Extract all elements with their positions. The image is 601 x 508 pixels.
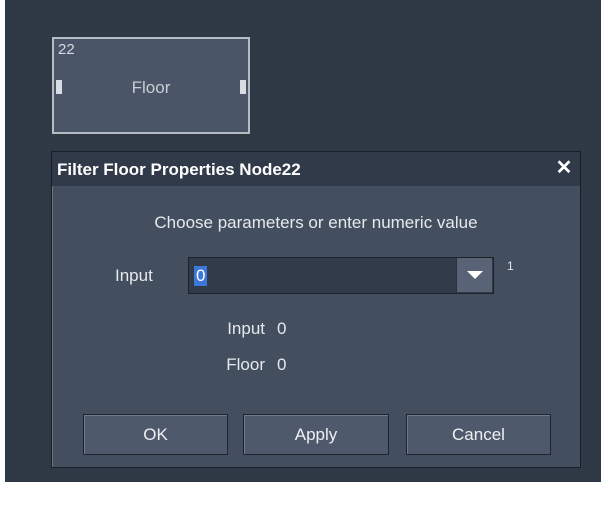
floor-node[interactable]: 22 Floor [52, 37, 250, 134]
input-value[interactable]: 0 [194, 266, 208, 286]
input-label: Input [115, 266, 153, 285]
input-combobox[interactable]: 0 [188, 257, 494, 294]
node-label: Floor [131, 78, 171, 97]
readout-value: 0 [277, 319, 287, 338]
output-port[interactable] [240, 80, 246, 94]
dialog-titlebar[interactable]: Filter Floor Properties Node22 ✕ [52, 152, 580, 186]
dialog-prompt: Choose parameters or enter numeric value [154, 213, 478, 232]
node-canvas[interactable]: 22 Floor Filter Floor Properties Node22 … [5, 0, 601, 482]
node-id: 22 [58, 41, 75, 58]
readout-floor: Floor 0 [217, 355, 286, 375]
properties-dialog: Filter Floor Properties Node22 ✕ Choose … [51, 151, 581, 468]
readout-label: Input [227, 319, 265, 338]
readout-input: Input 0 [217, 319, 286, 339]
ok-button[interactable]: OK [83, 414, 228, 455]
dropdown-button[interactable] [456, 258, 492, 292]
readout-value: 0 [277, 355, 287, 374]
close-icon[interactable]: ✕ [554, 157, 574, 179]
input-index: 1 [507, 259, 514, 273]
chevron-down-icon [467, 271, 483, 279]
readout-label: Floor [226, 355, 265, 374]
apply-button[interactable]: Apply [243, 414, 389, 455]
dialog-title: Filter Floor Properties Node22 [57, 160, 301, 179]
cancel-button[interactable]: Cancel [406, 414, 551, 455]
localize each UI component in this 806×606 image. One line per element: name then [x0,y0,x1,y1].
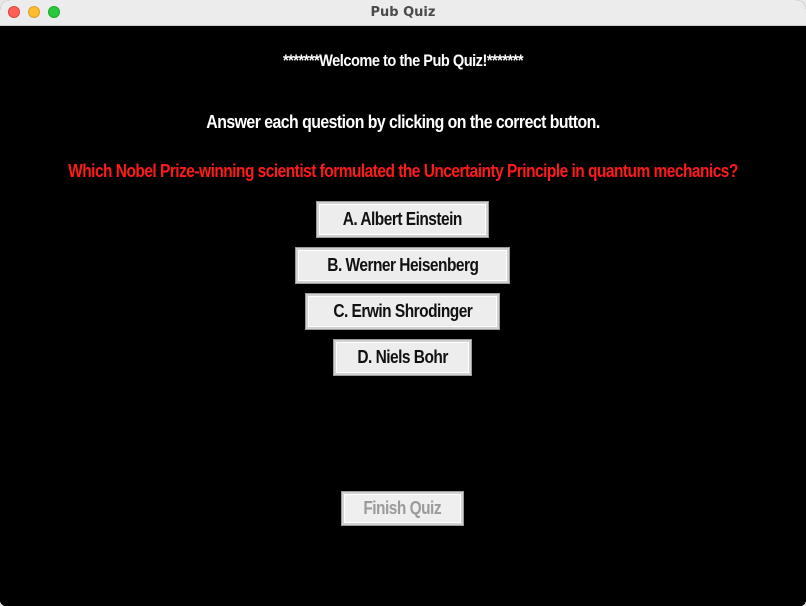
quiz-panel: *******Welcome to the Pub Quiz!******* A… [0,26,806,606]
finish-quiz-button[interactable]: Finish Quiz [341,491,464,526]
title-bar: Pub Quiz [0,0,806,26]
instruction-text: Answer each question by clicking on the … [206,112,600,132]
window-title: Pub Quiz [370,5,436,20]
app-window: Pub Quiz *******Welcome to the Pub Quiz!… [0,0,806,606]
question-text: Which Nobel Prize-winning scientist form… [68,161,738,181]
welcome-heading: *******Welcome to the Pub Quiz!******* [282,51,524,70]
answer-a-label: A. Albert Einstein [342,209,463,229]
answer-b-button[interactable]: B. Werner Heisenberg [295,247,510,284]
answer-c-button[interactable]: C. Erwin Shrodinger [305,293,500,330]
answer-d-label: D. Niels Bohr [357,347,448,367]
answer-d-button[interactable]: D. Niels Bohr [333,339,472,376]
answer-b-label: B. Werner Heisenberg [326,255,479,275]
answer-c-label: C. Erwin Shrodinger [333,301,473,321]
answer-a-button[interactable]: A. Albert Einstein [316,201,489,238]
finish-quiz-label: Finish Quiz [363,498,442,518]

**Set exercise**
Please format all of the data above as a Markdown table with two columns, No. for the row number and Line for the text of each line. Skip blank lines and leave the pictures out.

**Problem solution**
| No. | Line |
|---|---|
| 1 | Extract all elements with their positions. The image is 601 x 508 pixels. |
| 2 | floor-node[interactable]: 22 Floor [52, 37, 250, 134] |
| 3 | input-value[interactable]: 0 [194, 266, 208, 286] |
| 4 | input-label: Input [115, 266, 153, 285] |
| 5 | input-combobox[interactable]: 0 [188, 257, 494, 294] |
| 6 | node-label: Floor [131, 78, 171, 97] |
| 7 | readout-value: 0 [277, 319, 287, 338] |
| 8 | output-port[interactable] [240, 80, 246, 94] |
| 9 | dialog-titlebar[interactable]: Filter Floor Properties Node22 ✕ [52, 152, 580, 186] |
| 10 | dialog-prompt: Choose parameters or enter numeric value [154, 213, 478, 232] |
| 11 | node-canvas[interactable]: 22 Floor Filter Floor Properties Node22 … [5, 0, 601, 482] |
| 12 | node-id: 22 [58, 41, 75, 58] |
| 13 | readout-floor: Floor 0 [217, 355, 286, 375] |
| 14 | properties-dialog: Filter Floor Properties Node22 ✕ Choose … [51, 151, 581, 468] |
| 15 | readout-label: Input [227, 319, 265, 338] |
| 16 | readout-input: Input 0 [217, 319, 286, 339] |
| 17 | ok-button[interactable]: OK [83, 414, 228, 455] |
| 18 | dropdown-button[interactable] [456, 258, 492, 292] |
| 19 | readout-value: 0 [277, 355, 287, 374] |
| 20 | close-icon[interactable]: ✕ [554, 157, 574, 179] |
| 21 | input-index: 1 [507, 259, 514, 273] |
| 22 | chevron-down-icon [467, 271, 483, 279] |
| 23 | readout-label: Floor [226, 355, 265, 374] |
| 24 | apply-button[interactable]: Apply [243, 414, 389, 455] |
| 25 | dialog-title: Filter Floor Properties Node22 [57, 160, 301, 179] |
| 26 | cancel-button[interactable]: Cancel [406, 414, 551, 455] |
| 27 | localize each UI component in this 806×606 image. One line per element: name then [x0,y0,x1,y1]. |
| 28 | quiz-panel: *******Welcome to the Pub Quiz!******* A… [0,26,806,606] |
| 29 | finish-quiz-button[interactable]: Finish Quiz [341,491,464,526] |
| 30 | title-bar: Pub Quiz [0,0,806,26] |
| 31 | instruction-text: Answer each question by clicking on the … [206,112,600,132] |
| 32 | window-title: Pub Quiz [370,5,436,20] |
| 33 | app-window: Pub Quiz *******Welcome to the Pub Quiz!… [0,0,806,606] |
| 34 | question-text: Which Nobel Prize-winning scientist form… [68,161,738,181] |
| 35 | welcome-heading: *******Welcome to the Pub Quiz!******* [282,51,524,70] |
| 36 | answer-a-label: A. Albert Einstein [342,209,463,229] |
| 37 | answer-b-button[interactable]: B. Werner Heisenberg [295,247,510,284] |
| 38 | answer-c-button[interactable]: C. Erwin Shrodinger [305,293,500,330] |
| 39 | answer-d-label: D. Niels Bohr [357,347,448,367] |
| 40 | answer-d-button[interactable]: D. Niels Bohr [333,339,472,376] |
| 41 | answer-b-label: B. Werner Heisenberg [326,255,479,275] |
| 42 | answer-c-label: C. Erwin Shrodinger [333,301,473,321] |
| 43 | answer-a-button[interactable]: A. Albert Einstein [316,201,489,238] |
| 44 | finish-quiz-label: Finish Quiz [363,498,442,518] |